### The exercise
What is the number of lines containing "following"? Give only that number.

### Task material
□ □ □ □ □ □ □

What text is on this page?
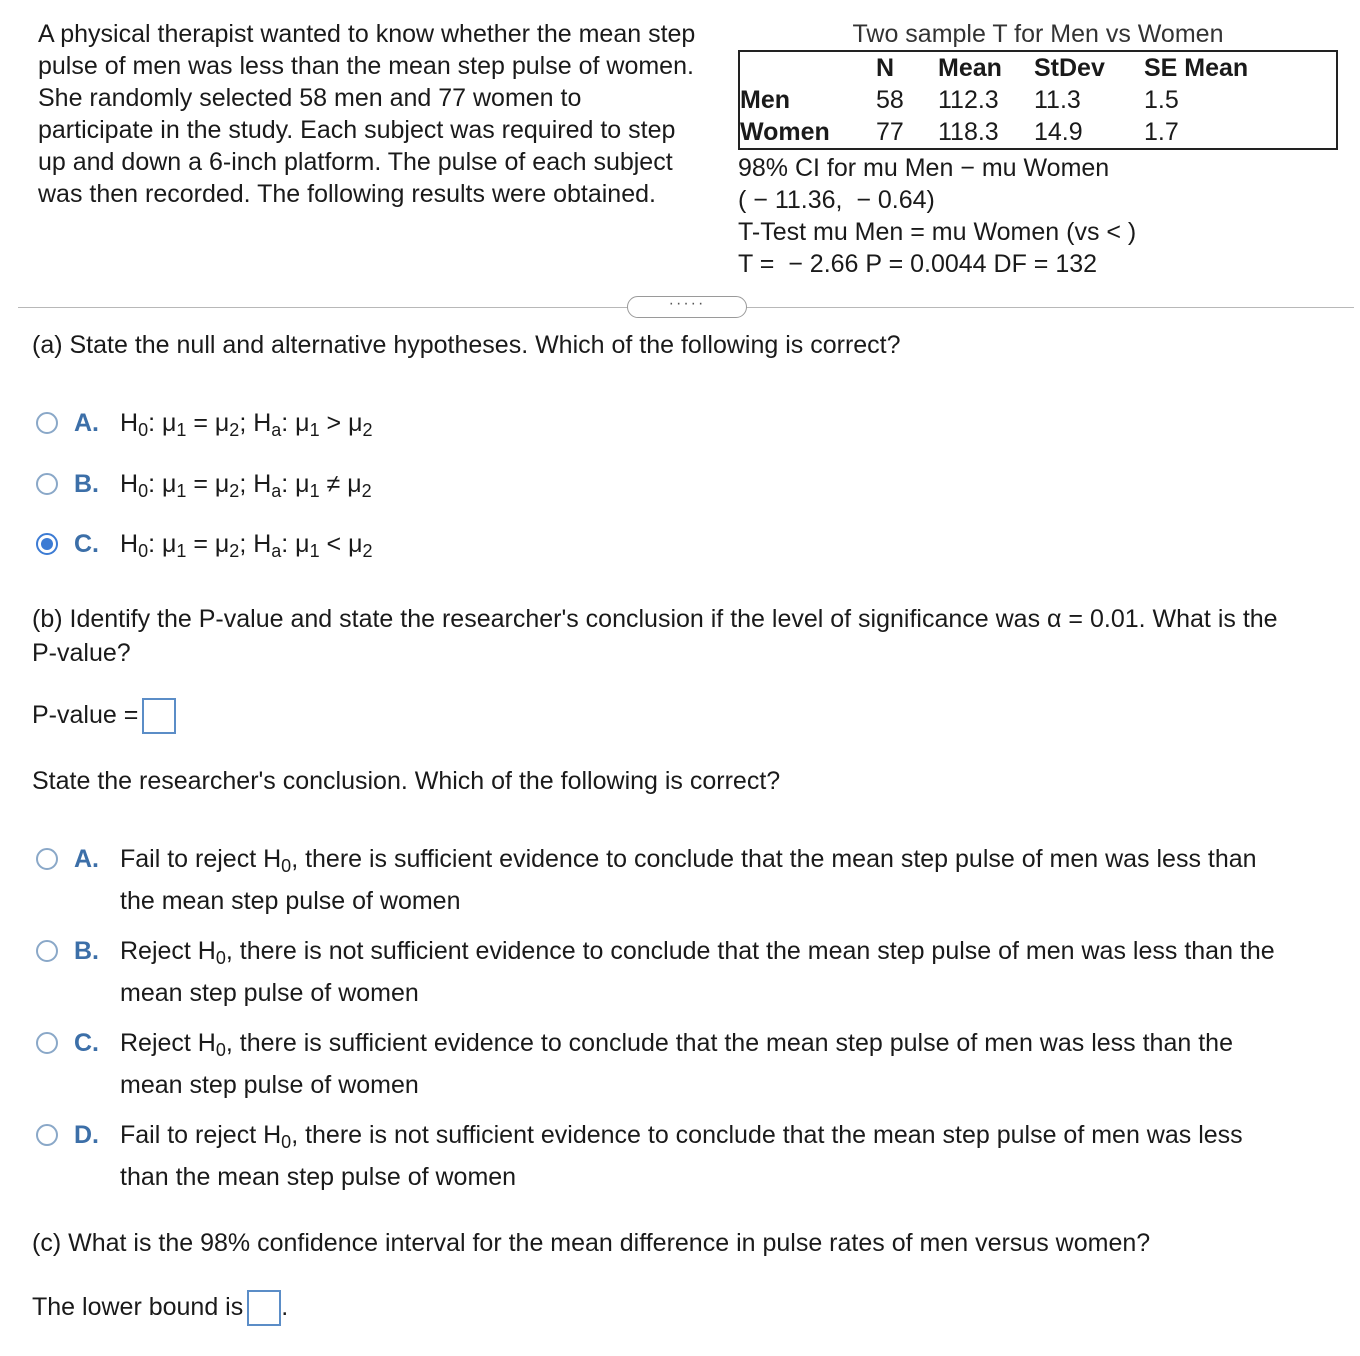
A physical therapist wanted to know whether the mean step
pulse of men was less than the mean step pulse of women.
She randomly selected 58 men and 77 women to
participate in the study. Each subject was required to step
up and down a 6-inch platform. The pulse of each subject
was then recorded. The following results were obtained.
Two sample T for Men vs Women
N Mean StDev SE Mean
Men	58 112.3 11.3	1.5
Women 77 118.3 14.9 1.7
98% CI for mu Men − mu Women
( − 11.36,  − 0.64)
T-Test mu Men = mu Women (vs < )
T =  − 2.66 P = 0.0044 DF = 132
·····
(a) State the null and alternative hypotheses. Which of the following is correct?
A. $H_0$: $\mu_1 = \mu_2$; $H_a$: $\mu_1 > \mu_2$
B. $H_0$: $\mu_1 = \mu_2$; $H_a$: $\mu_1 \ne \mu_2$
C. $H_0$: $\mu_1 = \mu_2$; $H_a$: $\mu_1 < \mu_2$
(b) Identify the P-value and state the researcher's conclusion if the level of significance was α = 0.01. What is the
P-value?
P-value =
State the researcher's conclusion. Which of the following is correct?
A. Fail to reject $H_0$, there is sufficient evidence to conclude that the mean step pulse of men was less than
the mean step pulse of women
B. Reject $H_0$, there is not sufficient evidence to conclude that the mean step pulse of men was less than the
mean step pulse of women
C. Reject $H_0$, there is sufficient evidence to conclude that the mean step pulse of men was less than the
mean step pulse of women
D. Fail to reject $H_0$, there is not sufficient evidence to conclude that the mean step pulse of men was less
than the mean step pulse of women
(c) What is the 98% confidence interval for the mean difference in pulse rates of men versus women?
The lower bound is .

□ □ □ □ □ □ □

### Expected output
3